▶ **SUPPLIED MATERIAL**:
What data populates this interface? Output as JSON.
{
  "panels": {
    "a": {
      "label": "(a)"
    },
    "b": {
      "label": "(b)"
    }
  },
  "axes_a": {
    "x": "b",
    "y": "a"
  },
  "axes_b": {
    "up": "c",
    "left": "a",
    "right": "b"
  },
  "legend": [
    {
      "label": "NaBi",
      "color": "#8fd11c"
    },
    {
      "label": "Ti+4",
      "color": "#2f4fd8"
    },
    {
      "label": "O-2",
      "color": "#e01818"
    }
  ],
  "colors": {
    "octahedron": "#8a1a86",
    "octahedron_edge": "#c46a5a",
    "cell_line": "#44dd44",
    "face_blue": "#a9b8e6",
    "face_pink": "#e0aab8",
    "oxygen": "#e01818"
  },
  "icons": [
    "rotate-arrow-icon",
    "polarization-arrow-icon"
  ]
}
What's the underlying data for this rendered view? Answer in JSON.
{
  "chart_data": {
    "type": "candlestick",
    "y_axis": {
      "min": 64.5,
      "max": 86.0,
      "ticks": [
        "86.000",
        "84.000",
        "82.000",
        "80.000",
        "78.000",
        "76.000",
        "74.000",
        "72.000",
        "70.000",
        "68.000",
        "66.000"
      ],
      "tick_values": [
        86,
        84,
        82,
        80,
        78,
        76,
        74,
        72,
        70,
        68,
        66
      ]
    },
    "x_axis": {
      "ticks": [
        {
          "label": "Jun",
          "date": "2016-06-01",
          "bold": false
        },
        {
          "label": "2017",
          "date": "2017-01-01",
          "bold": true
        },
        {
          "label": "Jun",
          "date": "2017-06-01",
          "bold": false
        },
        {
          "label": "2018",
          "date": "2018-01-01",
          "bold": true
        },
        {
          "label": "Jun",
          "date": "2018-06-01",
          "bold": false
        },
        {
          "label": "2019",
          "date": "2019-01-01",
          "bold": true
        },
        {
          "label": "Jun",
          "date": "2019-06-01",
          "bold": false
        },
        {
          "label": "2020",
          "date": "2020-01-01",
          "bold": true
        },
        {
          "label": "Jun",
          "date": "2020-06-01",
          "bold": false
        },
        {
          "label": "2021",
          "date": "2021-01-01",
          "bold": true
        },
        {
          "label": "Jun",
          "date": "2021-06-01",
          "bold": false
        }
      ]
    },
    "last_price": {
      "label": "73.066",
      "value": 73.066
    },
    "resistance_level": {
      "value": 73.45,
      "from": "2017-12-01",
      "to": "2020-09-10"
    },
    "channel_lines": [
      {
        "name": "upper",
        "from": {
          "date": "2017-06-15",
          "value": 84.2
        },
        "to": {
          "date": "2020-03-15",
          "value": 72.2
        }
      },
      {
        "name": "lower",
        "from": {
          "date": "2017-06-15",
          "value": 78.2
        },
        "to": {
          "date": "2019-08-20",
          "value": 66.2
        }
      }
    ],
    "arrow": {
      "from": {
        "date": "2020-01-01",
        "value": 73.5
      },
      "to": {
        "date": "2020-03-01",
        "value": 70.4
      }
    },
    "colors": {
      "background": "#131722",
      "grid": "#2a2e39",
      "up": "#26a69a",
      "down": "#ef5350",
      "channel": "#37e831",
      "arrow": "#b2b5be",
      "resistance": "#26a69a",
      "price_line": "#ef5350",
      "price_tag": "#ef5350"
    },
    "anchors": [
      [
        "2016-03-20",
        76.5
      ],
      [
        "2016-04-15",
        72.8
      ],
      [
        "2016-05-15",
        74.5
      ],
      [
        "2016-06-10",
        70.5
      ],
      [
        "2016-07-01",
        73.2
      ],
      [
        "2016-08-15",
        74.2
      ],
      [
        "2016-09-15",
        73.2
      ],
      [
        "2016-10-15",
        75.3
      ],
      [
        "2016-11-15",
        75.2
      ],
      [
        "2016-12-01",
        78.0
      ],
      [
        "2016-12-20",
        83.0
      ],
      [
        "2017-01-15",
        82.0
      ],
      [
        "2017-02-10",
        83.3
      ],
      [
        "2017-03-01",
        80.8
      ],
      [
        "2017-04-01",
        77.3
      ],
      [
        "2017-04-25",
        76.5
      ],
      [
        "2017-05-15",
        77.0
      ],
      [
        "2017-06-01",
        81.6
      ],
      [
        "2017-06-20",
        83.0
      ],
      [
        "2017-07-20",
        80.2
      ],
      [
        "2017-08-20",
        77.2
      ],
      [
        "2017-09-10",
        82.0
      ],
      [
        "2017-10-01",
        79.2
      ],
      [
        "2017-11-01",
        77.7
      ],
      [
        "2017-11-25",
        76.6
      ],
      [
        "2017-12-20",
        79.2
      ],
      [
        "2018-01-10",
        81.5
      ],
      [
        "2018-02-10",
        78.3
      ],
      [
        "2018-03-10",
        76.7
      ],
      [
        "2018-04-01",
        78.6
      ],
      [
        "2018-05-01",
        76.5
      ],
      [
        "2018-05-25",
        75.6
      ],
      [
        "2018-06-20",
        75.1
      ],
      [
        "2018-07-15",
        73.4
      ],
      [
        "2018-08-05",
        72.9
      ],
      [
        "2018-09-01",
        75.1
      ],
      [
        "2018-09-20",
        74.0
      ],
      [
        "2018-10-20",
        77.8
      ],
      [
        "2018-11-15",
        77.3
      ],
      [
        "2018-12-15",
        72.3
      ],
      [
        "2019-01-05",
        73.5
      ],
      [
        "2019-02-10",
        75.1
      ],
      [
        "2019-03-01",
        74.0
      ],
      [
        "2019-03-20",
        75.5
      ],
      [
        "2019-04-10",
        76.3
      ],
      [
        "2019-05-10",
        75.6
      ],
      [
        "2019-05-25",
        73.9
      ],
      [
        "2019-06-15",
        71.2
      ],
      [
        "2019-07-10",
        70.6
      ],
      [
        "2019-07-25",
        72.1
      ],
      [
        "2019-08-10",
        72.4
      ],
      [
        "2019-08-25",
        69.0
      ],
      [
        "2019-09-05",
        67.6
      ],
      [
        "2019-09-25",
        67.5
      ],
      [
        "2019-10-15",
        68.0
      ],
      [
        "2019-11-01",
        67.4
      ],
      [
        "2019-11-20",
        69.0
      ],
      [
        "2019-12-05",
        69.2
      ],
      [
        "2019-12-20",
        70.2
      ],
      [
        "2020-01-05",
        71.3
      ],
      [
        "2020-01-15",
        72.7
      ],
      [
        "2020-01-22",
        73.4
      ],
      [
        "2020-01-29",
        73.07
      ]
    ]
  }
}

▶ **WHAT THE EXERCISE ASKS**:
Your task is to quote the listing above word for word.

▶ **TASK SOLUTION**:
What data populates this interface? Output as JSON.
{
  "panels": {
    "a": {
      "label": "(a)"
    },
    "b": {
      "label": "(b)"
    }
  },
  "axes_a": {
    "x": "b",
    "y": "a"
  },
  "axes_b": {
    "up": "c",
    "left": "a",
    "right": "b"
  },
  "legend": [
    {
      "label": "NaBi",
      "color": "#8fd11c"
    },
    {
      "label": "Ti+4",
      "color": "#2f4fd8"
    },
    {
      "label": "O-2",
      "color": "#e01818"
    }
  ],
  "colors": {
    "octahedron": "#8a1a86",
    "octahedron_edge": "#c46a5a",
    "cell_line": "#44dd44",
    "face_blue": "#a9b8e6",
    "face_pink": "#e0aab8",
    "oxygen": "#e01818"
  },
  "icons": [
    "rotate-arrow-icon",
    "polarization-arrow-icon"
  ]
}
What's the underlying data for this rendered view? Answer in JSON.
{
  "chart_data": {
    "type": "candlestick",
    "y_axis": {
      "min": 64.5,
      "max": 86.0,
      "ticks": [
        "86.000",
        "84.000",
        "82.000",
        "80.000",
        "78.000",
        "76.000",
        "74.000",
        "72.000",
        "70.000",
        "68.000",
        "66.000"
      ],
      "tick_values": [
        86,
        84,
        82,
        80,
        78,
        76,
        74,
        72,
        70,
        68,
        66
      ]
    },
    "x_axis": {
      "ticks": [
        {
          "label": "Jun",
          "date": "2016-06-01",
          "bold": false
        },
        {
          "label": "2017",
          "date": "2017-01-01",
          "bold": true
        },
        {
          "label": "Jun",
          "date": "2017-06-01",
          "bold": false
        },
        {
          "label": "2018",
          "date": "2018-01-01",
          "bold": true
        },
        {
          "label": "Jun",
          "date": "2018-06-01",
          "bold": false
        },
        {
          "label": "2019",
          "date": "2019-01-01",
          "bold": true
        },
        {
          "label": "Jun",
          "date": "2019-06-01",
          "bold": false
        },
        {
          "label": "2020",
          "date": "2020-01-01",
          "bold": true
        },
        {
          "label": "Jun",
          "date": "2020-06-01",
          "bold": false
        },
        {
          "label": "2021",
          "date": "2021-01-01",
          "bold": true
        },
        {
          "label": "Jun",
          "date": "2021-06-01",
          "bold": false
        }
      ]
    },
    "last_price": {
      "label": "73.066",
      "value": 73.066
    },
    "resistance_level": {
      "value": 73.45,
      "from": "2017-12-01",
      "to": "2020-09-10"
    },
    "channel_lines": [
      {
        "name": "upper",
        "from": {
          "date": "2017-06-15",
          "value": 84.2
        },
        "to": {
          "date": "2020-03-15",
          "value": 72.2
        }
      },
      {
        "name": "lower",
        "from": {
          "date": "2017-06-15",
          "value": 78.2
        },
        "to": {
          "date": "2019-08-20",
          "value": 66.2
        }
      }
    ],
    "arrow": {
      "from": {
        "date": "2020-01-01",
        "value": 73.5
      },
      "to": {
        "date": "2020-03-01",
        "value": 70.4
      }
    },
    "colors": {
      "background": "#131722",
      "grid": "#2a2e39",
      "up": "#26a69a",
      "down": "#ef5350",
      "channel": "#37e831",
      "arrow": "#b2b5be",
      "resistance": "#26a69a",
      "price_line": "#ef5350",
      "price_tag": "#ef5350"
    },
    "anchors": [
      [
        "2016-03-20",
        76.5
      ],
      [
        "2016-04-15",
        72.8
      ],
      [
        "2016-05-15",
        74.5
      ],
      [
        "2016-06-10",
        70.5
      ],
      [
        "2016-07-01",
        73.2
      ],
      [
        "2016-08-15",
        74.2
      ],
      [
        "2016-09-15",
        73.2
      ],
      [
        "2016-10-15",
        75.3
      ],
      [
        "2016-11-15",
        75.2
      ],
      [
        "2016-12-01",
        78.0
      ],
      [
        "2016-12-20",
        83.0
      ],
      [
        "2017-01-15",
        82.0
      ],
      [
        "2017-02-10",
        83.3
      ],
      [
        "2017-03-01",
        80.8
      ],
      [
        "2017-04-01",
        77.3
      ],
      [
        "2017-04-25",
        76.5
      ],
      [
        "2017-05-15",
        77.0
      ],
      [
        "2017-06-01",
        81.6
      ],
      [
        "2017-06-20",
        83.0
      ],
      [
        "2017-07-20",
        80.2
      ],
      [
        "2017-08-20",
        77.2
      ],
      [
        "2017-09-10",
        82.0
      ],
      [
        "2017-10-01",
        79.2
      ],
      [
        "2017-11-01",
        77.7
      ],
      [
        "2017-11-25",
        76.6
      ],
      [
        "2017-12-20",
        79.2
      ],
      [
        "2018-01-10",
        81.5
      ],
      [
        "2018-02-10",
        78.3
      ],
      [
        "2018-03-10",
        76.7
      ],
      [
        "2018-04-01",
        78.6
      ],
      [
        "2018-05-01",
        76.5
      ],
      [
        "2018-05-25",
        75.6
      ],
      [
        "2018-06-20",
        75.1
      ],
      [
        "2018-07-15",
        73.4
      ],
      [
        "2018-08-05",
        72.9
      ],
      [
        "2018-09-01",
        75.1
      ],
      [
        "2018-09-20",
        74.0
      ],
      [
        "2018-10-20",
        77.8
      ],
      [
        "2018-11-15",
        77.3
      ],
      [
        "2018-12-15",
        72.3
      ],
      [
        "2019-01-05",
        73.5
      ],
      [
        "2019-02-10",
        75.1
      ],
      [
        "2019-03-01",
        74.0
      ],
      [
        "2019-03-20",
        75.5
      ],
      [
        "2019-04-10",
        76.3
      ],
      [
        "2019-05-10",
        75.6
      ],
      [
        "2019-05-25",
        73.9
      ],
      [
        "2019-06-15",
        71.2
      ],
      [
        "2019-07-10",
        70.6
      ],
      [
        "2019-07-25",
        72.1
      ],
      [
        "2019-08-10",
        72.4
      ],
      [
        "2019-08-25",
        69.0
      ],
      [
        "2019-09-05",
        67.6
      ],
      [
        "2019-09-25",
        67.5
      ],
      [
        "2019-10-15",
        68.0
      ],
      [
        "2019-11-01",
        67.4
      ],
      [
        "2019-11-20",
        69.0
      ],
      [
        "2019-12-05",
        69.2
      ],
      [
        "2019-12-20",
        70.2
      ],
      [
        "2020-01-05",
        71.3
      ],
      [
        "2020-01-15",
        72.7
      ],
      [
        "2020-01-22",
        73.4
      ],
      [
        "2020-01-29",
        73.07
      ]
    ]
  }
}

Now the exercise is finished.